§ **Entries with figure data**
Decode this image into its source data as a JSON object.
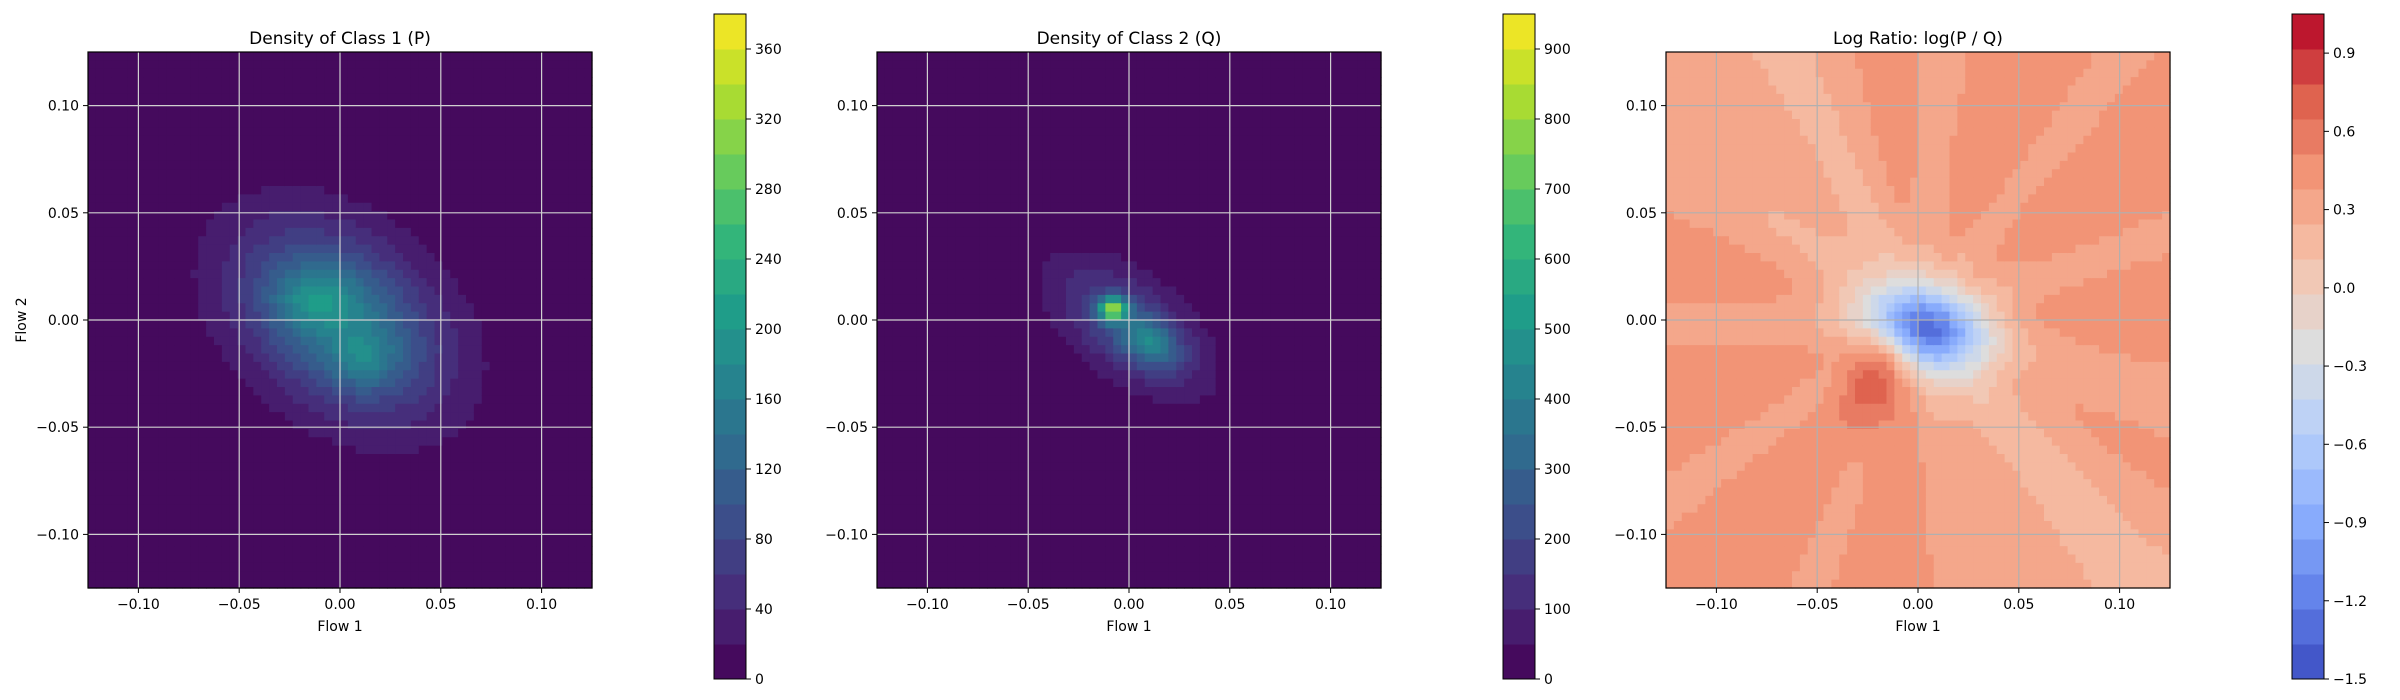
{
  "chart_data": [
    {
      "type": "heatmap",
      "title": "Density of Class 1 (P)",
      "xlabel": "Flow 1",
      "ylabel": "Flow 2",
      "xlim": [
        -0.125,
        0.125
      ],
      "ylim": [
        -0.125,
        0.125
      ],
      "xticks": [
        -0.1,
        -0.05,
        0.0,
        0.05,
        0.1
      ],
      "yticks": [
        -0.1,
        -0.05,
        0.0,
        0.05,
        0.1
      ],
      "xtick_labels": [
        "−0.10",
        "−0.05",
        "0.00",
        "0.05",
        "0.10"
      ],
      "ytick_labels": [
        "−0.10",
        "−0.05",
        "0.00",
        "0.05",
        "0.10"
      ],
      "grid": true,
      "colormap": "viridis",
      "colorbar": {
        "min": 0,
        "max": 380,
        "ticks": [
          0,
          40,
          80,
          120,
          160,
          200,
          240,
          280,
          320,
          360
        ],
        "tick_labels": [
          "0",
          "40",
          "80",
          "120",
          "160",
          "200",
          "240",
          "280",
          "320",
          "360"
        ]
      },
      "density_blobs": [
        {
          "cx": 0.0,
          "cy": 0.0,
          "sx": 0.036,
          "sy": 0.031,
          "rho": -0.35,
          "amp": 150
        },
        {
          "cx": -0.012,
          "cy": 0.01,
          "sx": 0.014,
          "sy": 0.01,
          "rho": 0.0,
          "amp": 70
        },
        {
          "cx": 0.012,
          "cy": -0.018,
          "sx": 0.012,
          "sy": 0.01,
          "rho": 0.0,
          "amp": 55
        }
      ]
    },
    {
      "type": "heatmap",
      "title": "Density of Class 2 (Q)",
      "xlabel": "Flow 1",
      "ylabel": "",
      "xlim": [
        -0.125,
        0.125
      ],
      "ylim": [
        -0.125,
        0.125
      ],
      "xticks": [
        -0.1,
        -0.05,
        0.0,
        0.05,
        0.1
      ],
      "yticks": [
        -0.1,
        -0.05,
        0.0,
        0.05,
        0.1
      ],
      "xtick_labels": [
        "−0.10",
        "−0.05",
        "0.00",
        "0.05",
        "0.10"
      ],
      "ytick_labels": [
        "−0.10",
        "−0.05",
        "0.00",
        "0.05",
        "0.10"
      ],
      "grid": true,
      "colormap": "viridis",
      "colorbar": {
        "min": 0,
        "max": 950,
        "ticks": [
          0,
          100,
          200,
          300,
          400,
          500,
          600,
          700,
          800,
          900
        ],
        "tick_labels": [
          "0",
          "100",
          "200",
          "300",
          "400",
          "500",
          "600",
          "700",
          "800",
          "900"
        ]
      },
      "density_blobs": [
        {
          "cx": 0.0,
          "cy": -0.003,
          "sx": 0.026,
          "sy": 0.021,
          "rho": -0.55,
          "amp": 220
        },
        {
          "cx": -0.008,
          "cy": 0.005,
          "sx": 0.005,
          "sy": 0.004,
          "rho": 0.0,
          "amp": 620
        },
        {
          "cx": 0.01,
          "cy": -0.01,
          "sx": 0.01,
          "sy": 0.008,
          "rho": -0.3,
          "amp": 250
        }
      ]
    },
    {
      "type": "heatmap",
      "title": "Log Ratio: log(P / Q)",
      "xlabel": "Flow 1",
      "ylabel": "",
      "xlim": [
        -0.125,
        0.125
      ],
      "ylim": [
        -0.125,
        0.125
      ],
      "xticks": [
        -0.1,
        -0.05,
        0.0,
        0.05,
        0.1
      ],
      "yticks": [
        -0.1,
        -0.05,
        0.0,
        0.05,
        0.1
      ],
      "xtick_labels": [
        "−0.10",
        "−0.05",
        "0.00",
        "0.05",
        "0.10"
      ],
      "ytick_labels": [
        "−0.10",
        "−0.05",
        "0.00",
        "0.05",
        "0.10"
      ],
      "grid": true,
      "colormap": "coolwarm",
      "colorbar": {
        "min": -1.5,
        "max": 1.05,
        "ticks": [
          -1.5,
          -1.2,
          -0.9,
          -0.6,
          -0.3,
          0.0,
          0.3,
          0.6,
          0.9
        ],
        "tick_labels": [
          "−1.5",
          "−1.2",
          "−0.9",
          "−0.6",
          "−0.3",
          "0.0",
          "0.3",
          "0.6",
          "0.9"
        ]
      },
      "ratio_features": {
        "background": 0.42,
        "light_band_value": 0.25,
        "blue_center": {
          "cx": 0.003,
          "cy": -0.004,
          "sx": 0.02,
          "sy": 0.013,
          "rho": -0.2,
          "min": -1.35
        },
        "red_lobe": {
          "cx": -0.022,
          "cy": -0.03,
          "sx": 0.012,
          "sy": 0.016,
          "rho": 0.0,
          "max": 0.78
        }
      }
    }
  ]
}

§ **Written task**
Write out each entry exactly as given, but skip the pictures.

§ **Task response**
Decode this image into its source data as a JSON object.
{
  "chart_data": [
    {
      "type": "heatmap",
      "title": "Density of Class 1 (P)",
      "xlabel": "Flow 1",
      "ylabel": "Flow 2",
      "xlim": [
        -0.125,
        0.125
      ],
      "ylim": [
        -0.125,
        0.125
      ],
      "xticks": [
        -0.1,
        -0.05,
        0.0,
        0.05,
        0.1
      ],
      "yticks": [
        -0.1,
        -0.05,
        0.0,
        0.05,
        0.1
      ],
      "xtick_labels": [
        "−0.10",
        "−0.05",
        "0.00",
        "0.05",
        "0.10"
      ],
      "ytick_labels": [
        "−0.10",
        "−0.05",
        "0.00",
        "0.05",
        "0.10"
      ],
      "grid": true,
      "colormap": "viridis",
      "colorbar": {
        "min": 0,
        "max": 380,
        "ticks": [
          0,
          40,
          80,
          120,
          160,
          200,
          240,
          280,
          320,
          360
        ],
        "tick_labels": [
          "0",
          "40",
          "80",
          "120",
          "160",
          "200",
          "240",
          "280",
          "320",
          "360"
        ]
      },
      "density_blobs": [
        {
          "cx": 0.0,
          "cy": 0.0,
          "sx": 0.036,
          "sy": 0.031,
          "rho": -0.35,
          "amp": 150
        },
        {
          "cx": -0.012,
          "cy": 0.01,
          "sx": 0.014,
          "sy": 0.01,
          "rho": 0.0,
          "amp": 70
        },
        {
          "cx": 0.012,
          "cy": -0.018,
          "sx": 0.012,
          "sy": 0.01,
          "rho": 0.0,
          "amp": 55
        }
      ]
    },
    {
      "type": "heatmap",
      "title": "Density of Class 2 (Q)",
      "xlabel": "Flow 1",
      "ylabel": "",
      "xlim": [
        -0.125,
        0.125
      ],
      "ylim": [
        -0.125,
        0.125
      ],
      "xticks": [
        -0.1,
        -0.05,
        0.0,
        0.05,
        0.1
      ],
      "yticks": [
        -0.1,
        -0.05,
        0.0,
        0.05,
        0.1
      ],
      "xtick_labels": [
        "−0.10",
        "−0.05",
        "0.00",
        "0.05",
        "0.10"
      ],
      "ytick_labels": [
        "−0.10",
        "−0.05",
        "0.00",
        "0.05",
        "0.10"
      ],
      "grid": true,
      "colormap": "viridis",
      "colorbar": {
        "min": 0,
        "max": 950,
        "ticks": [
          0,
          100,
          200,
          300,
          400,
          500,
          600,
          700,
          800,
          900
        ],
        "tick_labels": [
          "0",
          "100",
          "200",
          "300",
          "400",
          "500",
          "600",
          "700",
          "800",
          "900"
        ]
      },
      "density_blobs": [
        {
          "cx": 0.0,
          "cy": -0.003,
          "sx": 0.026,
          "sy": 0.021,
          "rho": -0.55,
          "amp": 220
        },
        {
          "cx": -0.008,
          "cy": 0.005,
          "sx": 0.005,
          "sy": 0.004,
          "rho": 0.0,
          "amp": 620
        },
        {
          "cx": 0.01,
          "cy": -0.01,
          "sx": 0.01,
          "sy": 0.008,
          "rho": -0.3,
          "amp": 250
        }
      ]
    },
    {
      "type": "heatmap",
      "title": "Log Ratio: log(P / Q)",
      "xlabel": "Flow 1",
      "ylabel": "",
      "xlim": [
        -0.125,
        0.125
      ],
      "ylim": [
        -0.125,
        0.125
      ],
      "xticks": [
        -0.1,
        -0.05,
        0.0,
        0.05,
        0.1
      ],
      "yticks": [
        -0.1,
        -0.05,
        0.0,
        0.05,
        0.1
      ],
      "xtick_labels": [
        "−0.10",
        "−0.05",
        "0.00",
        "0.05",
        "0.10"
      ],
      "ytick_labels": [
        "−0.10",
        "−0.05",
        "0.00",
        "0.05",
        "0.10"
      ],
      "grid": true,
      "colormap": "coolwarm",
      "colorbar": {
        "min": -1.5,
        "max": 1.05,
        "ticks": [
          -1.5,
          -1.2,
          -0.9,
          -0.6,
          -0.3,
          0.0,
          0.3,
          0.6,
          0.9
        ],
        "tick_labels": [
          "−1.5",
          "−1.2",
          "−0.9",
          "−0.6",
          "−0.3",
          "0.0",
          "0.3",
          "0.6",
          "0.9"
        ]
      },
      "ratio_features": {
        "background": 0.42,
        "light_band_value": 0.25,
        "blue_center": {
          "cx": 0.003,
          "cy": -0.004,
          "sx": 0.02,
          "sy": 0.013,
          "rho": -0.2,
          "min": -1.35
        },
        "red_lobe": {
          "cx": -0.022,
          "cy": -0.03,
          "sx": 0.012,
          "sy": 0.016,
          "rho": 0.0,
          "max": 0.78
        }
      }
    }
  ]
}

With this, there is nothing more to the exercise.